-- BEGIN --

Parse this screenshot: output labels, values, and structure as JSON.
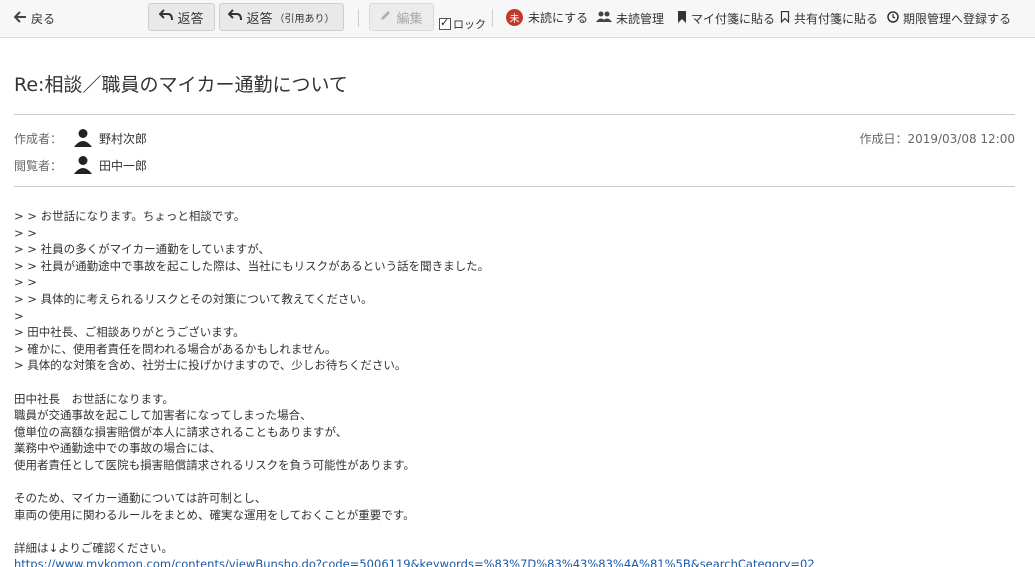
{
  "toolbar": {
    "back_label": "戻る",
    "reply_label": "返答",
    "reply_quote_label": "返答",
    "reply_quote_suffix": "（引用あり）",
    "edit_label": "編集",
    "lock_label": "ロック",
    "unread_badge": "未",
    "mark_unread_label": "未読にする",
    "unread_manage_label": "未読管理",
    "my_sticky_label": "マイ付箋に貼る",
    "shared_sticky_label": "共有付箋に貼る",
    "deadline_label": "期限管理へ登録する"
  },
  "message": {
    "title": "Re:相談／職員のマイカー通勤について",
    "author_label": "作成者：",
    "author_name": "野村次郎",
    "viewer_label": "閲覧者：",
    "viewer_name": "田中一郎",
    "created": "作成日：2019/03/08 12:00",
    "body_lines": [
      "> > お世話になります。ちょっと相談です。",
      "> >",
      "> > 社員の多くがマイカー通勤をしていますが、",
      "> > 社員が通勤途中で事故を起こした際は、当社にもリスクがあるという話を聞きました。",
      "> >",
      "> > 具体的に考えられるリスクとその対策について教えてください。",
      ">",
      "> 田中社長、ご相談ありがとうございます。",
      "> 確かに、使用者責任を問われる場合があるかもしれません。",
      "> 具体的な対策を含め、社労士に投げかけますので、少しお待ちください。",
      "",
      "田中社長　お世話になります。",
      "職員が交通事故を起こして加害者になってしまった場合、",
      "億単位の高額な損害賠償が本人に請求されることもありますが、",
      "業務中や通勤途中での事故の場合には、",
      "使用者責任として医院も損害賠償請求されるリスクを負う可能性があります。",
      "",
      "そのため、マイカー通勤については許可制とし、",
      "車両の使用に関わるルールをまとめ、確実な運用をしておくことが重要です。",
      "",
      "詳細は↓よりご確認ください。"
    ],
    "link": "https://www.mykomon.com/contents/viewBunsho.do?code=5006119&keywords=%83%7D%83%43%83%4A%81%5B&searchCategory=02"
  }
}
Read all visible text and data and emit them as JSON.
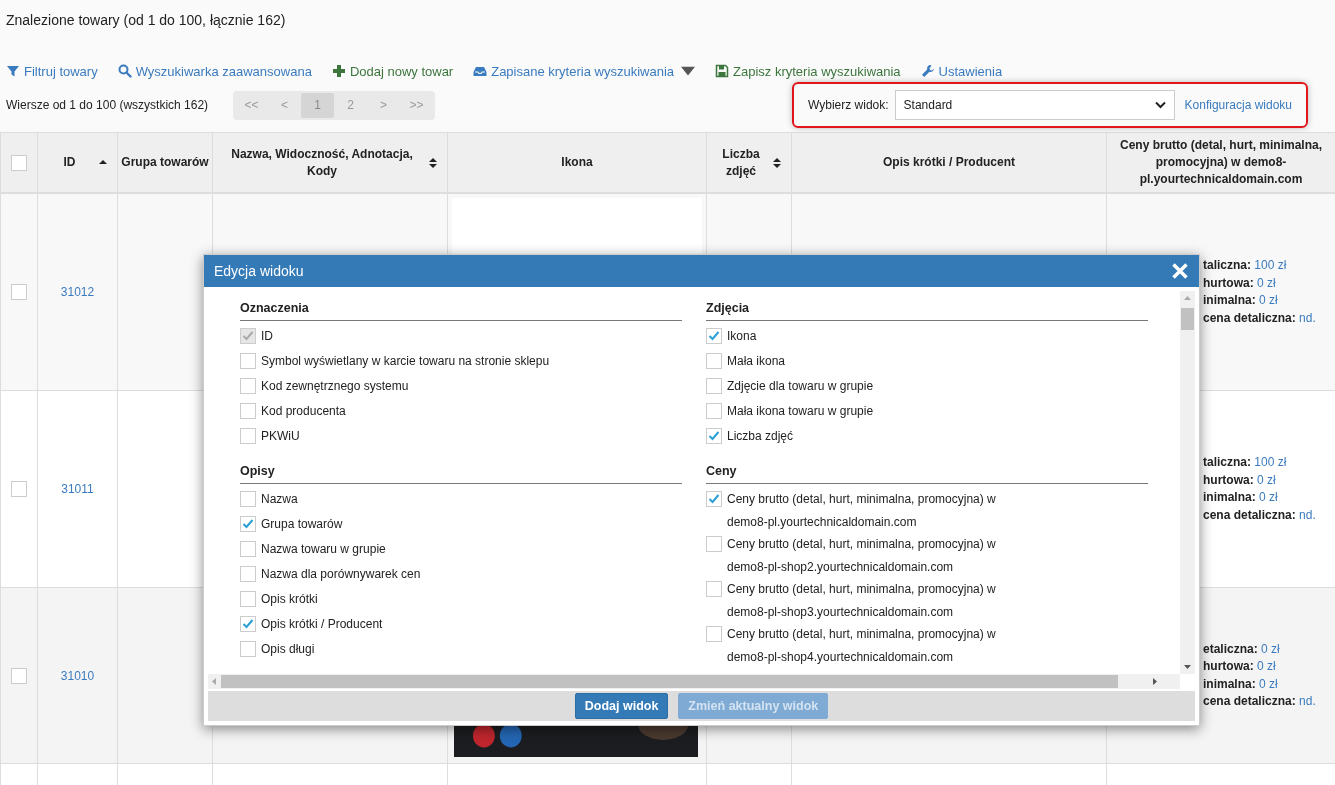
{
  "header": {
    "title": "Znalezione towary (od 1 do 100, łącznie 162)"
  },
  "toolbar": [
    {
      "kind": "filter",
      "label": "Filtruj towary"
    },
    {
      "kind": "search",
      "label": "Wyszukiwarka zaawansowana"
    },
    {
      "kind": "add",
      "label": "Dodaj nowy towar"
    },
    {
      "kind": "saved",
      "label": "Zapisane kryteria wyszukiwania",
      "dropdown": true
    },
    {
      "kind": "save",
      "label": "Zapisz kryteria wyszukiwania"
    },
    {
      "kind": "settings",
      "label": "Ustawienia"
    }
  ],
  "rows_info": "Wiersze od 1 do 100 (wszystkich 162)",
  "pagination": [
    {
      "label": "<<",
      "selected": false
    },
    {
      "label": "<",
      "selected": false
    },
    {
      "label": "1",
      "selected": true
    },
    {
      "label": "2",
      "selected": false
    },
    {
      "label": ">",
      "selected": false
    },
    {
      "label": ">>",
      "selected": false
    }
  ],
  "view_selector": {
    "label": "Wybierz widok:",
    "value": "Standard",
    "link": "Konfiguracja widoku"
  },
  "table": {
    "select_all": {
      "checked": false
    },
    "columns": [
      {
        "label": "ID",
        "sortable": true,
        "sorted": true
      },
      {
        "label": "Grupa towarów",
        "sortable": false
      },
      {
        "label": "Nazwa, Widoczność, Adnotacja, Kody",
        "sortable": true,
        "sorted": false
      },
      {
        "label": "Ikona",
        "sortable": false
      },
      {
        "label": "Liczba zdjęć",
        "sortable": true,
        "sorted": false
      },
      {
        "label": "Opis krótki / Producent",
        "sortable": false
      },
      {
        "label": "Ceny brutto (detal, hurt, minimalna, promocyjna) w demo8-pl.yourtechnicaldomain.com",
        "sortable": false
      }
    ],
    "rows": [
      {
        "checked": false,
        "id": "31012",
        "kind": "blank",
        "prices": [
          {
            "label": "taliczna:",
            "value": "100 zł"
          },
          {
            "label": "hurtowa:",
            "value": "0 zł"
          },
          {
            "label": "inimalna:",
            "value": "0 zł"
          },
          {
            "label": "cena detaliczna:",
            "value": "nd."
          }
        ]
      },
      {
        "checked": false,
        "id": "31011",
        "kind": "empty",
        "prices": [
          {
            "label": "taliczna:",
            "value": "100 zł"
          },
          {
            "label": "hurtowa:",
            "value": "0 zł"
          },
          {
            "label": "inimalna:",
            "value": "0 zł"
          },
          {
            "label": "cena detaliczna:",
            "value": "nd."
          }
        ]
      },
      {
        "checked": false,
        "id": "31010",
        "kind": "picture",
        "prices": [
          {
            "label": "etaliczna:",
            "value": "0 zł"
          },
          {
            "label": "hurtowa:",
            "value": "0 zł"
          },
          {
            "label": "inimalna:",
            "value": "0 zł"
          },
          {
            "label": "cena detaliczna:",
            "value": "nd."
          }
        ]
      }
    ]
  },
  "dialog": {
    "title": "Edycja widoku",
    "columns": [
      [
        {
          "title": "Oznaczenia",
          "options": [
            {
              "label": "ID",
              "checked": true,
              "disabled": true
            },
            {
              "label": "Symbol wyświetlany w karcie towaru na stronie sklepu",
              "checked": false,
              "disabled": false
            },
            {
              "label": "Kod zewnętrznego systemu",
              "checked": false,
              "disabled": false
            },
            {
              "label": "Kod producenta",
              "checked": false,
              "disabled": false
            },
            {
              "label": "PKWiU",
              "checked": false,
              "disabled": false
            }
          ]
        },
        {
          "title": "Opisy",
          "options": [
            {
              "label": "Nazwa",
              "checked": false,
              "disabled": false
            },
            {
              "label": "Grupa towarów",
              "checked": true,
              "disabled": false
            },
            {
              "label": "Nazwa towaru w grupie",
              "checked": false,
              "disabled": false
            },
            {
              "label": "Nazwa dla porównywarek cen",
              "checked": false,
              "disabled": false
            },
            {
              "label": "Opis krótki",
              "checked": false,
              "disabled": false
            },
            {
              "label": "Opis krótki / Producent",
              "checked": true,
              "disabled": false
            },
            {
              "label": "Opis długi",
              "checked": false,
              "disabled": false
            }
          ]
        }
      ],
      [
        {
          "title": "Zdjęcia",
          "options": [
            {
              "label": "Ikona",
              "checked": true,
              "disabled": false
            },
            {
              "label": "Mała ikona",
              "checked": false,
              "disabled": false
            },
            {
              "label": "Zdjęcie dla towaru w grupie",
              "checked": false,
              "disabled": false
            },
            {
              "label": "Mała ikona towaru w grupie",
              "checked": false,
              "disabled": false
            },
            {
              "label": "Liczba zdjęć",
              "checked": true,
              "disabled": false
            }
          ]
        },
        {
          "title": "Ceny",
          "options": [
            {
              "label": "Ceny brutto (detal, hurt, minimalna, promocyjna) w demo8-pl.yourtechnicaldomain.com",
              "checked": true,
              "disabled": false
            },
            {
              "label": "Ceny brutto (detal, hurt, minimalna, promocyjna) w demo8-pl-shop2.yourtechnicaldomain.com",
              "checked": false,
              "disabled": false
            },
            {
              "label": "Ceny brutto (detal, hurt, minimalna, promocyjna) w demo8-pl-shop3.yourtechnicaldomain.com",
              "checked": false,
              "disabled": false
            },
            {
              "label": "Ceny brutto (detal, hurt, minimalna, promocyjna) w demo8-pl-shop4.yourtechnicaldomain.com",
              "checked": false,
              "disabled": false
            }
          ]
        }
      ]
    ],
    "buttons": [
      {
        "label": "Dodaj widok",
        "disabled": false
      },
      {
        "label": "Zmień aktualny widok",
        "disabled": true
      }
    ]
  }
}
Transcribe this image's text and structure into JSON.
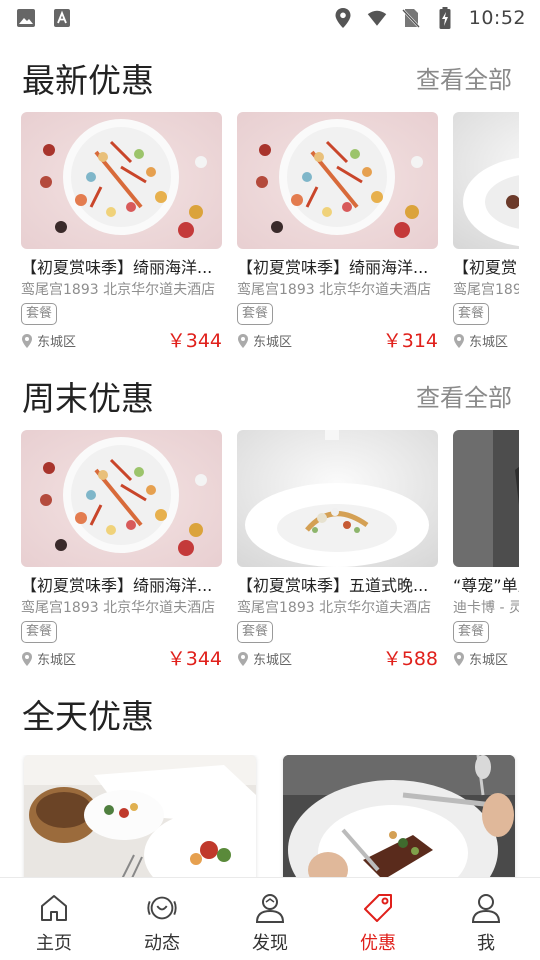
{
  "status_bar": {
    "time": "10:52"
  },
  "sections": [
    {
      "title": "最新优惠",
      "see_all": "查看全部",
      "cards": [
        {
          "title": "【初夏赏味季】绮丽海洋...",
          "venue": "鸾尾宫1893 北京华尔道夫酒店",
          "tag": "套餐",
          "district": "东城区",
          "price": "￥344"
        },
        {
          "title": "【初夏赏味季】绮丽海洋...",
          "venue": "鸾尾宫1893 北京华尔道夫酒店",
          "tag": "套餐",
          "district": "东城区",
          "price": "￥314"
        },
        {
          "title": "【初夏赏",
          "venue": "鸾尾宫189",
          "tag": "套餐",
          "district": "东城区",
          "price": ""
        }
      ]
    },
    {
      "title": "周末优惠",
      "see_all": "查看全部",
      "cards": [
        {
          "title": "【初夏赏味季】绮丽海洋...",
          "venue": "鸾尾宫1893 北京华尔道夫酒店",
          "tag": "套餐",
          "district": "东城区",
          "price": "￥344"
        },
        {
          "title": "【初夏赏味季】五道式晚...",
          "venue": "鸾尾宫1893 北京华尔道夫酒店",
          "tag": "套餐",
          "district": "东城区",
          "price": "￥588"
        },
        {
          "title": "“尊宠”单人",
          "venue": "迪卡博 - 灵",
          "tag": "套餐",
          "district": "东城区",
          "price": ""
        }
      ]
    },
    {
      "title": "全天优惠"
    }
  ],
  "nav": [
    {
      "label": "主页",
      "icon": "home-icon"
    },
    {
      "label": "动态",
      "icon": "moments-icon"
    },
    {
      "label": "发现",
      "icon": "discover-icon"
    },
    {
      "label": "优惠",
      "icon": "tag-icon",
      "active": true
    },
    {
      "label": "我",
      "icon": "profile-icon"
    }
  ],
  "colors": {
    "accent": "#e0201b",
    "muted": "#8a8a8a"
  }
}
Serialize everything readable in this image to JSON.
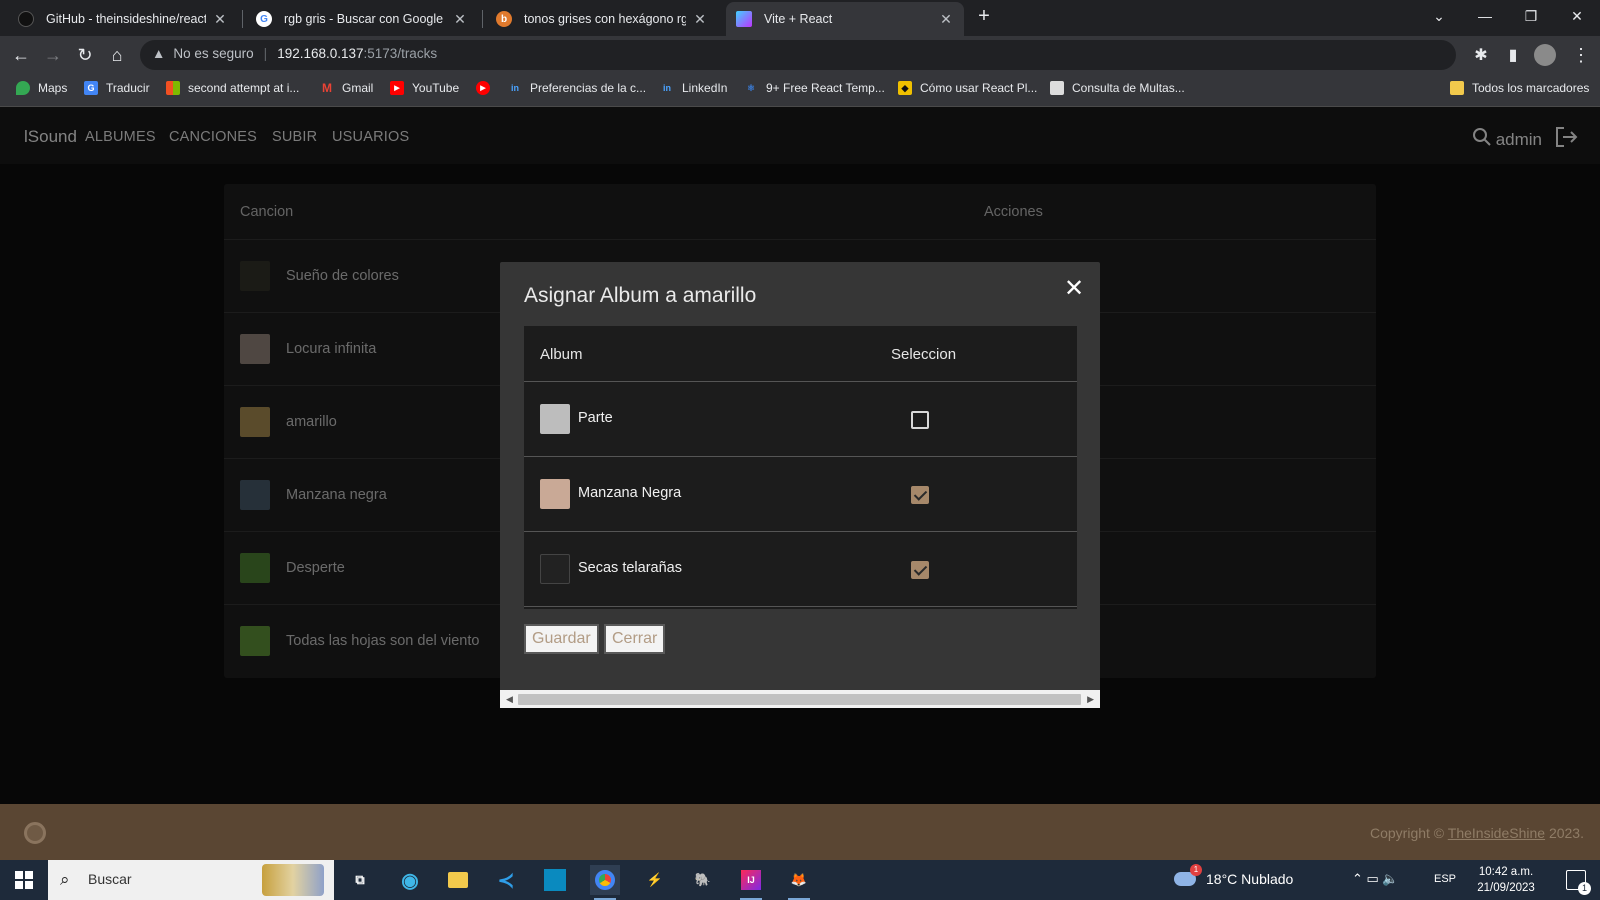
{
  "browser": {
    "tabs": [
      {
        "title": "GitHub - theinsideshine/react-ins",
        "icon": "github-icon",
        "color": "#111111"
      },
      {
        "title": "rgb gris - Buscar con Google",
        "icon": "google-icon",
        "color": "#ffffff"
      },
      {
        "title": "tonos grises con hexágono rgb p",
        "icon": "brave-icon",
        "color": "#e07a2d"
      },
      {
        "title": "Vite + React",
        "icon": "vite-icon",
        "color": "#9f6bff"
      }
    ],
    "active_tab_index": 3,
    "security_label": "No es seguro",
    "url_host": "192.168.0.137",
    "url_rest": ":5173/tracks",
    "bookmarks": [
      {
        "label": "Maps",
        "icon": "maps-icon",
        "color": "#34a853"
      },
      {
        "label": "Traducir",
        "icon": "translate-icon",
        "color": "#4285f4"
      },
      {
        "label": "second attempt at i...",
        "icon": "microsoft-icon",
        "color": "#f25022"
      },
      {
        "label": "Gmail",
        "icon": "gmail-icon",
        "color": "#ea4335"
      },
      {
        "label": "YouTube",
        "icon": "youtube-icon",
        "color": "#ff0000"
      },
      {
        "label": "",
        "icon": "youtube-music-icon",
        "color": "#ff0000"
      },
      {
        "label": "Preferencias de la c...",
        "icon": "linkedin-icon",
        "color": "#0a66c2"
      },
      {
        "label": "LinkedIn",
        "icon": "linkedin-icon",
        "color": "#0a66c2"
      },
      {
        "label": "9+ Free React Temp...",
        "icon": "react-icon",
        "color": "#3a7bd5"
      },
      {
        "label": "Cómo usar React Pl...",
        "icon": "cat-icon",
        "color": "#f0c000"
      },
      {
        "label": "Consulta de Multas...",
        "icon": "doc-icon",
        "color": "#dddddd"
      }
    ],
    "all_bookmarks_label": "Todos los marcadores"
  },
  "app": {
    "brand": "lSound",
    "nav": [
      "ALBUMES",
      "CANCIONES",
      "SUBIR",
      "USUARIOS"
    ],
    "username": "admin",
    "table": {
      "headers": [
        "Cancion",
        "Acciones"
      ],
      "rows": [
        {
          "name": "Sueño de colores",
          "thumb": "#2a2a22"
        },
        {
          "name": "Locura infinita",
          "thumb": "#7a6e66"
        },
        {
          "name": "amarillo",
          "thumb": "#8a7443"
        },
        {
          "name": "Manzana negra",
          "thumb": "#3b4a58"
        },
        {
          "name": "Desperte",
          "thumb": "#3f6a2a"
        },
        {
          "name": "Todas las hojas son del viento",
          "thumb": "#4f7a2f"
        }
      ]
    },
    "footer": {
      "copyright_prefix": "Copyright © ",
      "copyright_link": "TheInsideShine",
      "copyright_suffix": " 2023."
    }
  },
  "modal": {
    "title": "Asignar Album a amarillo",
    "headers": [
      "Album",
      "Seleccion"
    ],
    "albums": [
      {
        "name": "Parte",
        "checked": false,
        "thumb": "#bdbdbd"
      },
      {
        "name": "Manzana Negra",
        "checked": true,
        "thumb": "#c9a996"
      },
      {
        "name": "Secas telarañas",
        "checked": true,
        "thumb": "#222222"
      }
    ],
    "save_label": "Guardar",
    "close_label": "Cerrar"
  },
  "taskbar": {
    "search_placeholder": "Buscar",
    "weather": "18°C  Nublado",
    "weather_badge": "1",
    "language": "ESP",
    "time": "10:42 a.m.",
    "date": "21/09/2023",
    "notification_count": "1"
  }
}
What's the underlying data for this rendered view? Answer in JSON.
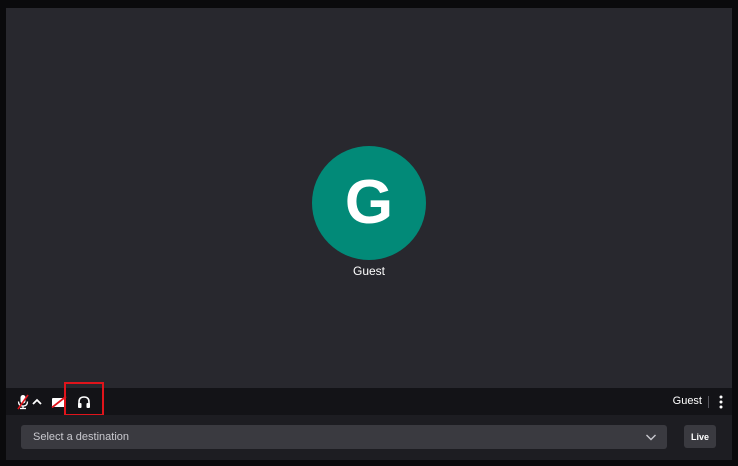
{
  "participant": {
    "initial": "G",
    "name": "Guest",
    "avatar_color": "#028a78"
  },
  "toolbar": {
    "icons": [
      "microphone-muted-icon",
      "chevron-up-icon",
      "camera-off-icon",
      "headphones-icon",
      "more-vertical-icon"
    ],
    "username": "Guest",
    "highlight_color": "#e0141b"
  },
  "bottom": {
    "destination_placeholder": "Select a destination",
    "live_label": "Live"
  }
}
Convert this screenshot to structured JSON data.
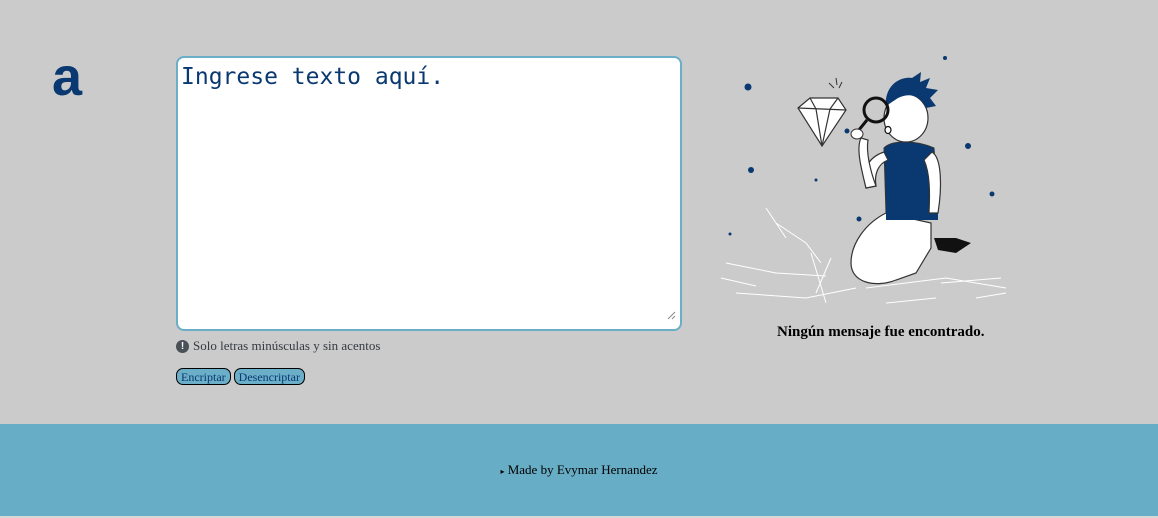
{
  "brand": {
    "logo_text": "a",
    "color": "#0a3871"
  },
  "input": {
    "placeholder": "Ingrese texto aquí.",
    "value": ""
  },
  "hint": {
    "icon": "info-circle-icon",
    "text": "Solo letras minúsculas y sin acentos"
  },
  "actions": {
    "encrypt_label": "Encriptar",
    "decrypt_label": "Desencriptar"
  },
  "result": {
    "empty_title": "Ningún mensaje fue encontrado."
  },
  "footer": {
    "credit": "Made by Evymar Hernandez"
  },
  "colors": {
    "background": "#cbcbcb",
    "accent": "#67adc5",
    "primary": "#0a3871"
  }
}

-- END --

■ **Aim**:
Give the number of lines in the records that contain the string "screenshot", and nothing besides.

■ **Solution**:
2